§ **Given text**:
§ §

By JASON WILSON | The New York Times | May 26, 2018
In recent years, you may have noticed some unfamiliar names on wine lists alongside your usual chardonnays and pinot noirs — strange, hard-to-pronounce grapes from places where, until recently, many people didn’t even realize wine was made.
The trend has been around long enough that some of the names, like albariño from Spain or grüner veltliner from Austria, are considered old hat by serious wine enthusiasts. Nowadays, the trendy names include juhfark, from Hungary; obaideh, from Lebanon; chasselas, from Switzerland; and saperavi, from the republic of Georgia.
Some of this newfound love for obscure grapes can be overbearing, a way for wine geeks to draw a line between those who drink pinot grigio — “book club wine,” I’ve heard it called — and the true connoisseur. Still, whether they mean to or not, the snobs may be onto something. In seeking out the rare and arcane, wine geekery may actually be leading us toward richer biodiversity and sustainability, and perhaps even a more enjoyable drinking experience.

§ §

Document understanding data
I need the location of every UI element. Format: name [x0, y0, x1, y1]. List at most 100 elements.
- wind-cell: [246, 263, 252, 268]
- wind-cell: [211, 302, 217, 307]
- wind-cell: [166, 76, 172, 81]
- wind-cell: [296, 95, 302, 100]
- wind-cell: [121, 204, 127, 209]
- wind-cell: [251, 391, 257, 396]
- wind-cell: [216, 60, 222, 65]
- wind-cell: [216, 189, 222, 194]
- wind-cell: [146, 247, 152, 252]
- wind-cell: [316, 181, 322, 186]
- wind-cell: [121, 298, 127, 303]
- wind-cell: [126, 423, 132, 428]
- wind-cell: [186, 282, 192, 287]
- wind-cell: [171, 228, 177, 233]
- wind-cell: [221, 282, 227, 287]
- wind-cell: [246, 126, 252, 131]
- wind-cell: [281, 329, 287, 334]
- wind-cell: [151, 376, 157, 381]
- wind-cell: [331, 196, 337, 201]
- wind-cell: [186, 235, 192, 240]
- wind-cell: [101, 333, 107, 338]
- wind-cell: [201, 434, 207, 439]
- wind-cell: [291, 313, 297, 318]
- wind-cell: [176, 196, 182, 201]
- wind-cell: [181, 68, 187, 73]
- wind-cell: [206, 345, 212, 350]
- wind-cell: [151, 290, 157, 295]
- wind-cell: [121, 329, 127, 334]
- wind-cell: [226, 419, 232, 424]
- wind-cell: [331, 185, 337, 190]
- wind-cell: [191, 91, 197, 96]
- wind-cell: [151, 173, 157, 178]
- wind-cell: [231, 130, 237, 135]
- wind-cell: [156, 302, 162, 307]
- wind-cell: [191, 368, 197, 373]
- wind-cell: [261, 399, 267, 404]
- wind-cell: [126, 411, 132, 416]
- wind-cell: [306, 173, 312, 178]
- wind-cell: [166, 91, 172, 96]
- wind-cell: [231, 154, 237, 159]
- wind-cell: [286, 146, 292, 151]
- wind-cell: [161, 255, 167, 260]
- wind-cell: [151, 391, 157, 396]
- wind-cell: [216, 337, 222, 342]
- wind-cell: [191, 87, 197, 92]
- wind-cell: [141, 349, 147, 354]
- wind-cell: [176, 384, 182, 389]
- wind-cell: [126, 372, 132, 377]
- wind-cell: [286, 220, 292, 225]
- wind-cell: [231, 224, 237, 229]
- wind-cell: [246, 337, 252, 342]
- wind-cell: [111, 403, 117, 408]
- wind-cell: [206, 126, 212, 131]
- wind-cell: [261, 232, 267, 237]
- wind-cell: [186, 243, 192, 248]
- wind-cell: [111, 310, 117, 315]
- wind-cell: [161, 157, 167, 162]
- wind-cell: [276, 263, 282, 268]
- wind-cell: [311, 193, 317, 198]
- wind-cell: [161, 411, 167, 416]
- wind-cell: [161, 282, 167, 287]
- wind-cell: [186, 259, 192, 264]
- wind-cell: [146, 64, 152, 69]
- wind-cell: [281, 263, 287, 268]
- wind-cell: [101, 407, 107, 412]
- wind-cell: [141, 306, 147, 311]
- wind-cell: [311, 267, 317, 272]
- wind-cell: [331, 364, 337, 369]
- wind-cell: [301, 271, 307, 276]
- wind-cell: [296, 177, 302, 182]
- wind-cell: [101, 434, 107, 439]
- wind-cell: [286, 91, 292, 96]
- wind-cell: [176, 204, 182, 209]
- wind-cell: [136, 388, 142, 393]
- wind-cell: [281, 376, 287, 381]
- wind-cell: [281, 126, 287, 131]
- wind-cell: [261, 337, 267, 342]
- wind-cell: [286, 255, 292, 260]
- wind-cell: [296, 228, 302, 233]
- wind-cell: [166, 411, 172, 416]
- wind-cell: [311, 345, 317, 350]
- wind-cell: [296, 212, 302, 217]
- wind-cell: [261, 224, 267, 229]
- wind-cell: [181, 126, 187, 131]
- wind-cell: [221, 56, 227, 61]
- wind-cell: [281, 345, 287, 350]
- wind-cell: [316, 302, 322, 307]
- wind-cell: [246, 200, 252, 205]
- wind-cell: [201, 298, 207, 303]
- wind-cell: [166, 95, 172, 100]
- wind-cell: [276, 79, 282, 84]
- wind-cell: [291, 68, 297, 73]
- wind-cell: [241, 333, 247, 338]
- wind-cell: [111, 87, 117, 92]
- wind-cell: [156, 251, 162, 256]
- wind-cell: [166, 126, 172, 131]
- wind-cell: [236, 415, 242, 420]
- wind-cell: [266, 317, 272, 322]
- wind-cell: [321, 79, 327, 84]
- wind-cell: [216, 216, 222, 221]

§ §

§ **Set of tasks**:
a) Return the part of the wine article from "Some of this" up to and including "enjoyable drinking experience.", copied word for word.
b) Using the wine article, say whether each statement agrees with it, answering yes or no and quoting the words that decide it: (i) Albariño is named as a grape from Austria. (ii) Saperavi is listed as coming from the republic of Georgia. (iii) Pinot grigio has been called "book club wine."

§ **Answers given**:
a)
Some of this newfound love for obscure grapes can be overbearing, a way for wine geeks to draw a line between those who drink pinot grigio — “book club wine,” I’ve heard it called — and the true connoisseur. Still, whether they mean to or not, the snobs may be onto something. In seeking out the rare and arcane, wine geekery may actually be leading us toward richer biodiversity and sustainability, and perhaps even a more enjoyable drinking experience.

b)
(i) No: "albariño from Spain or grüner veltliner from Austria"
(ii) Yes: "saperavi, from the republic of Georgia"
(iii) Yes: "those who drink pinot grigio — “book club wine,” I’ve heard it called"